Make an exact copy of each entry, leaving out every picture.

Entries:
++++++++++
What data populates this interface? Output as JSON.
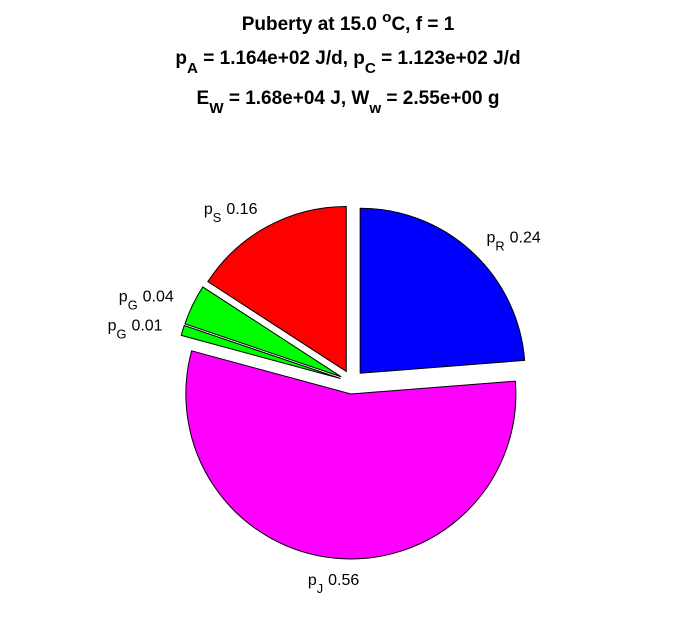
{
  "chart_data": {
    "type": "pie",
    "title": [
      [
        {
          "text": "Puberty at 15.0 "
        },
        {
          "text": "o",
          "shift": "sup"
        },
        {
          "text": "C, f = 1"
        }
      ],
      [
        {
          "text": "p"
        },
        {
          "text": "A",
          "shift": "sub"
        },
        {
          "text": " = 1.164e+02 J/d,  p"
        },
        {
          "text": "C",
          "shift": "sub"
        },
        {
          "text": " = 1.123e+02 J/d"
        }
      ],
      [
        {
          "text": "E"
        },
        {
          "text": "W",
          "shift": "sub"
        },
        {
          "text": " = 1.68e+04 J, W"
        },
        {
          "text": "w",
          "shift": "sub"
        },
        {
          "text": " = 2.55e+00 g"
        }
      ]
    ],
    "categories": [
      [
        {
          "text": "p"
        },
        {
          "text": "R",
          "shift": "sub"
        }
      ],
      [
        {
          "text": "p"
        },
        {
          "text": "J",
          "shift": "sub"
        }
      ],
      [
        {
          "text": "p"
        },
        {
          "text": "G",
          "shift": "sub"
        }
      ],
      [
        {
          "text": "p"
        },
        {
          "text": "G",
          "shift": "sub"
        }
      ],
      [
        {
          "text": "p"
        },
        {
          "text": "S",
          "shift": "sub"
        }
      ]
    ],
    "values": [
      0.24,
      0.56,
      0.01,
      0.04,
      0.16
    ],
    "colors": [
      "#0000ff",
      "#ff00ff",
      "#00ff00",
      "#00ff00",
      "#ff0000"
    ],
    "explode": true
  }
}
++++++++++
Response to the exercise:
What data populates this interface? Output as JSON.
{
  "chart_data": {
    "type": "pie",
    "title": [
      [
        {
          "text": "Puberty at 15.0 "
        },
        {
          "text": "o",
          "shift": "sup"
        },
        {
          "text": "C, f = 1"
        }
      ],
      [
        {
          "text": "p"
        },
        {
          "text": "A",
          "shift": "sub"
        },
        {
          "text": " = 1.164e+02 J/d,  p"
        },
        {
          "text": "C",
          "shift": "sub"
        },
        {
          "text": " = 1.123e+02 J/d"
        }
      ],
      [
        {
          "text": "E"
        },
        {
          "text": "W",
          "shift": "sub"
        },
        {
          "text": " = 1.68e+04 J, W"
        },
        {
          "text": "w",
          "shift": "sub"
        },
        {
          "text": " = 2.55e+00 g"
        }
      ]
    ],
    "categories": [
      [
        {
          "text": "p"
        },
        {
          "text": "R",
          "shift": "sub"
        }
      ],
      [
        {
          "text": "p"
        },
        {
          "text": "J",
          "shift": "sub"
        }
      ],
      [
        {
          "text": "p"
        },
        {
          "text": "G",
          "shift": "sub"
        }
      ],
      [
        {
          "text": "p"
        },
        {
          "text": "G",
          "shift": "sub"
        }
      ],
      [
        {
          "text": "p"
        },
        {
          "text": "S",
          "shift": "sub"
        }
      ]
    ],
    "values": [
      0.24,
      0.56,
      0.01,
      0.04,
      0.16
    ],
    "colors": [
      "#0000ff",
      "#ff00ff",
      "#00ff00",
      "#00ff00",
      "#ff0000"
    ],
    "explode": true
  }
}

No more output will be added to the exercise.